====== Given information ======
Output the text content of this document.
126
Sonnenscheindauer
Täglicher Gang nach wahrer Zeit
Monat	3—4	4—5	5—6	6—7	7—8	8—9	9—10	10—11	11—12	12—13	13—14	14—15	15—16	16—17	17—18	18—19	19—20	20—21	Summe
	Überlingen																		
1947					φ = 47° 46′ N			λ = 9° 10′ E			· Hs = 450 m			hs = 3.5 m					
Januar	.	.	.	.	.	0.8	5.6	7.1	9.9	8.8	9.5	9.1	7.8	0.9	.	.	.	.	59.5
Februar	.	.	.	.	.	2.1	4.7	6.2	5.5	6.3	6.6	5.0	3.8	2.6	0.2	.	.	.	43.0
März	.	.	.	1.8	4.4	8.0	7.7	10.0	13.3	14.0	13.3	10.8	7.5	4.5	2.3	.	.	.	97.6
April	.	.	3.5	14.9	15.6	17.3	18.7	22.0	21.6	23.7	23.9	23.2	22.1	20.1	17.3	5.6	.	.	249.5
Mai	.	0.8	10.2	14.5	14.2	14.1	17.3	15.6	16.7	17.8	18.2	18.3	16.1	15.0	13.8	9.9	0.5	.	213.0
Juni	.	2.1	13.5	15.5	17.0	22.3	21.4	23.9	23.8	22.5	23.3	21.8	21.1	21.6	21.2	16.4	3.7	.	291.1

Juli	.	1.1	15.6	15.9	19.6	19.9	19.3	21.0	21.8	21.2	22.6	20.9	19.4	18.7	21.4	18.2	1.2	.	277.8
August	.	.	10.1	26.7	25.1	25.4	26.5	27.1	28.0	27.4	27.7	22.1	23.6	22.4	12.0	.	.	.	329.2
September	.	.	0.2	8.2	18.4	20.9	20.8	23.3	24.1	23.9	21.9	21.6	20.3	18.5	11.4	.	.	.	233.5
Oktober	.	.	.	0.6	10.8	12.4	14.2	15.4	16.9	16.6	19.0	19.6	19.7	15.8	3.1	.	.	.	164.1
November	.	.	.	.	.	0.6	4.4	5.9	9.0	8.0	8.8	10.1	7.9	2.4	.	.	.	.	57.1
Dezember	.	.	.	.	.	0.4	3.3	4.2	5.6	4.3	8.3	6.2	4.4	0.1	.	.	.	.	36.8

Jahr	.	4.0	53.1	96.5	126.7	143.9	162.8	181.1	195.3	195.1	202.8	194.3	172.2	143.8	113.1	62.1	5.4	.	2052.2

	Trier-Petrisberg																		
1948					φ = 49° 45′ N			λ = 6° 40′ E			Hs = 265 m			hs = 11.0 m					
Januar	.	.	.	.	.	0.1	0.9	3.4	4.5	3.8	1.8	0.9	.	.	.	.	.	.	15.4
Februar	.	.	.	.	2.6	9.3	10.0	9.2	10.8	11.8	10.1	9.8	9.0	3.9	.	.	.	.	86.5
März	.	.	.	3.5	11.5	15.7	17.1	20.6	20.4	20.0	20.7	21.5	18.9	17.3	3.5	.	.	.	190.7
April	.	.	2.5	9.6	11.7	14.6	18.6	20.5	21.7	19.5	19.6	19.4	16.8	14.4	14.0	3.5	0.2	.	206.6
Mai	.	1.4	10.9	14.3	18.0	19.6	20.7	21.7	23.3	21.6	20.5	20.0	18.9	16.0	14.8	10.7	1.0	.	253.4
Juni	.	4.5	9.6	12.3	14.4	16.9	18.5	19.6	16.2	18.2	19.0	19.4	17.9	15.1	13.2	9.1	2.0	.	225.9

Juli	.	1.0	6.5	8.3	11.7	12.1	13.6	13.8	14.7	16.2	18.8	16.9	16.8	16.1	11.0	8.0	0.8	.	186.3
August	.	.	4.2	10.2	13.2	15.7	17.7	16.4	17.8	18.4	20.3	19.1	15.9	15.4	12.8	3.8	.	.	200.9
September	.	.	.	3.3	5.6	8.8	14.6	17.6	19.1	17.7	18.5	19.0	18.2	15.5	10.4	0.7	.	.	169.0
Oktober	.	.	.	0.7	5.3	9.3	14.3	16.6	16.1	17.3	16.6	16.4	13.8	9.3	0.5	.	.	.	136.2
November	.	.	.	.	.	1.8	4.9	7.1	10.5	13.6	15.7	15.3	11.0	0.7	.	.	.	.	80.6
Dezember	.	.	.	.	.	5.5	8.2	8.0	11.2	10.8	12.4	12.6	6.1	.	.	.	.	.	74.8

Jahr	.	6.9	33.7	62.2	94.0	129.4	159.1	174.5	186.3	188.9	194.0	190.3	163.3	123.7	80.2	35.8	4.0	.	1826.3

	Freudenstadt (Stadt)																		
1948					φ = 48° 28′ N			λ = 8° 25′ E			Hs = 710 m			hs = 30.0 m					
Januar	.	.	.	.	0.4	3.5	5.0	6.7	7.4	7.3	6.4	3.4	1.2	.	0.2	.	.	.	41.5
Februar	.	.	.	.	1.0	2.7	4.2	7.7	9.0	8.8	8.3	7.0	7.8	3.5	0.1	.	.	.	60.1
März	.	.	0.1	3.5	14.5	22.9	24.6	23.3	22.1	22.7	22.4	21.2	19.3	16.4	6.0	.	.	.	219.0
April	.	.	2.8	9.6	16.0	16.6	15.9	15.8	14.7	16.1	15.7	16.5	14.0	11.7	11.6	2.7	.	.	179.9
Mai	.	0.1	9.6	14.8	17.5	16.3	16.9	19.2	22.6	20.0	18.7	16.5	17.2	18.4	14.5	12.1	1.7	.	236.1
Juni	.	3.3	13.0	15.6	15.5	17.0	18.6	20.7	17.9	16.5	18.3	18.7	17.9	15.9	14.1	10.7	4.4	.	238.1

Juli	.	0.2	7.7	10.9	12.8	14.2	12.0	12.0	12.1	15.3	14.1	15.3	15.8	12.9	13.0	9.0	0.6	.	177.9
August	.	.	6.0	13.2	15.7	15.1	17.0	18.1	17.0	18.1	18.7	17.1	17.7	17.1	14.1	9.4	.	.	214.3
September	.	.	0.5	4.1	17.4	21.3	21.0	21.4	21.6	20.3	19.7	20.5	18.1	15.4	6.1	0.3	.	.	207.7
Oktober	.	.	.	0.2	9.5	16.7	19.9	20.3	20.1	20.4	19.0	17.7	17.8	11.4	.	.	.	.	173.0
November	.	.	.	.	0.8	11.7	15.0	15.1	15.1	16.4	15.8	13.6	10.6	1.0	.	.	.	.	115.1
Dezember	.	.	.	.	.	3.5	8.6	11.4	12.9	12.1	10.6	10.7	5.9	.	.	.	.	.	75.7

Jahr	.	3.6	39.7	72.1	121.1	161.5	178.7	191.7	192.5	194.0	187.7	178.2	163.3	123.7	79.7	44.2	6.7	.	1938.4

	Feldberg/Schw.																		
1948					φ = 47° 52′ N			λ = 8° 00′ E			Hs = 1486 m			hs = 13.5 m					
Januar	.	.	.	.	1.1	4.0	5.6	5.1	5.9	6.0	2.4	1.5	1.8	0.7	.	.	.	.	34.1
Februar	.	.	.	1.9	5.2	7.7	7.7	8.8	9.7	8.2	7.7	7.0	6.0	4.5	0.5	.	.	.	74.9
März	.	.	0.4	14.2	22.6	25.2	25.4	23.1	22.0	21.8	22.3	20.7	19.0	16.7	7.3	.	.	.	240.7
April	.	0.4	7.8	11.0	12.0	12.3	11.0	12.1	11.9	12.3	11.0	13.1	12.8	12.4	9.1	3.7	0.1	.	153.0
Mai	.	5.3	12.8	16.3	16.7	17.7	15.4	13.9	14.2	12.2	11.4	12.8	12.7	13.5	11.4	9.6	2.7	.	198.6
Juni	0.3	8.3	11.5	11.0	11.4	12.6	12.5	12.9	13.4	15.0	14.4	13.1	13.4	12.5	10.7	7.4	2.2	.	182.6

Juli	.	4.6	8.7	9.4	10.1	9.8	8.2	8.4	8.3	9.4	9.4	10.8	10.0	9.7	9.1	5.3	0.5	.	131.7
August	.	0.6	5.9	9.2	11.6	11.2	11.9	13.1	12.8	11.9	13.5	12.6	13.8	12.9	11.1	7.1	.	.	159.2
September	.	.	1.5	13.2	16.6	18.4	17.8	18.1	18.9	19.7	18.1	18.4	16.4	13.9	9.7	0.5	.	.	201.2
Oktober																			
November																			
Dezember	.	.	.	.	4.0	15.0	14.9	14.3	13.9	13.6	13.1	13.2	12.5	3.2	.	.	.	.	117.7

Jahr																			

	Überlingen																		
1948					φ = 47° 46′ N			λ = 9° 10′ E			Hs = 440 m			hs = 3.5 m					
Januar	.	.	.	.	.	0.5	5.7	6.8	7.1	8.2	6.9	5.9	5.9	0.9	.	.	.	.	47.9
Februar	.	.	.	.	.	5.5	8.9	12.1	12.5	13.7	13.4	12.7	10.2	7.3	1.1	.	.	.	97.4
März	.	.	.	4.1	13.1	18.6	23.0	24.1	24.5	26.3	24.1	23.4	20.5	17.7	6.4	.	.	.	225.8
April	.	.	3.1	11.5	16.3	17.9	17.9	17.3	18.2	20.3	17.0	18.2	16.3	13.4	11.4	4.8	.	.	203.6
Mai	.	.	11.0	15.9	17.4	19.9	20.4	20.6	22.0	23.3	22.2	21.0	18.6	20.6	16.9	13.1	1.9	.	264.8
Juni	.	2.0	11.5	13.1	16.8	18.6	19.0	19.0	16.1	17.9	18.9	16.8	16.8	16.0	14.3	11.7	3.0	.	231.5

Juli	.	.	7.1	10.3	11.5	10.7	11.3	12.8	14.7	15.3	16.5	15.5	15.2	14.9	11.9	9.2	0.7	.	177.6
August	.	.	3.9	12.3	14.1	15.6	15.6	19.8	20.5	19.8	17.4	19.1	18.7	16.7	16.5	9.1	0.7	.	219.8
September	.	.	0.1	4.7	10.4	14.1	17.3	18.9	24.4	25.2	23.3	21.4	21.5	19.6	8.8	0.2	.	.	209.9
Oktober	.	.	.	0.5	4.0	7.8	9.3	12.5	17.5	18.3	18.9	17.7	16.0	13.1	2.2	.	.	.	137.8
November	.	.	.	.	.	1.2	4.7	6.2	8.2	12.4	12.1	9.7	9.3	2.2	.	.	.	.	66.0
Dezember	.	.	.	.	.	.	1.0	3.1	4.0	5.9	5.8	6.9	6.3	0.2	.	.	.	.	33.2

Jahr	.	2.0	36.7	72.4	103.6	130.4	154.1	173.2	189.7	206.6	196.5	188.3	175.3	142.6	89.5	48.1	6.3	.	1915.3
======
Problem » Identify every line holding the word "April" and copy it out.

Result below »
April	.	.	3.5	14.9	15.6	17.3	18.7	22.0	21.6	23.7	23.9	23.2	22.1	20.1	17.3	5.6	.	.	249.5
April	.	.	2.5	9.6	11.7	14.6	18.6	20.5	21.7	19.5	19.6	19.4	16.8	14.4	14.0	3.5	0.2	.	206.6
April	.	.	2.8	9.6	16.0	16.6	15.9	15.8	14.7	16.1	15.7	16.5	14.0	11.7	11.6	2.7	.	.	179.9
April	.	0.4	7.8	11.0	12.0	12.3	11.0	12.1	11.9	12.3	11.0	13.1	12.8	12.4	9.1	3.7	0.1	.	153.0
April	.	.	3.1	11.5	16.3	17.9	17.9	17.3	18.2	20.3	17.0	18.2	16.3	13.4	11.4	4.8	.	.	203.6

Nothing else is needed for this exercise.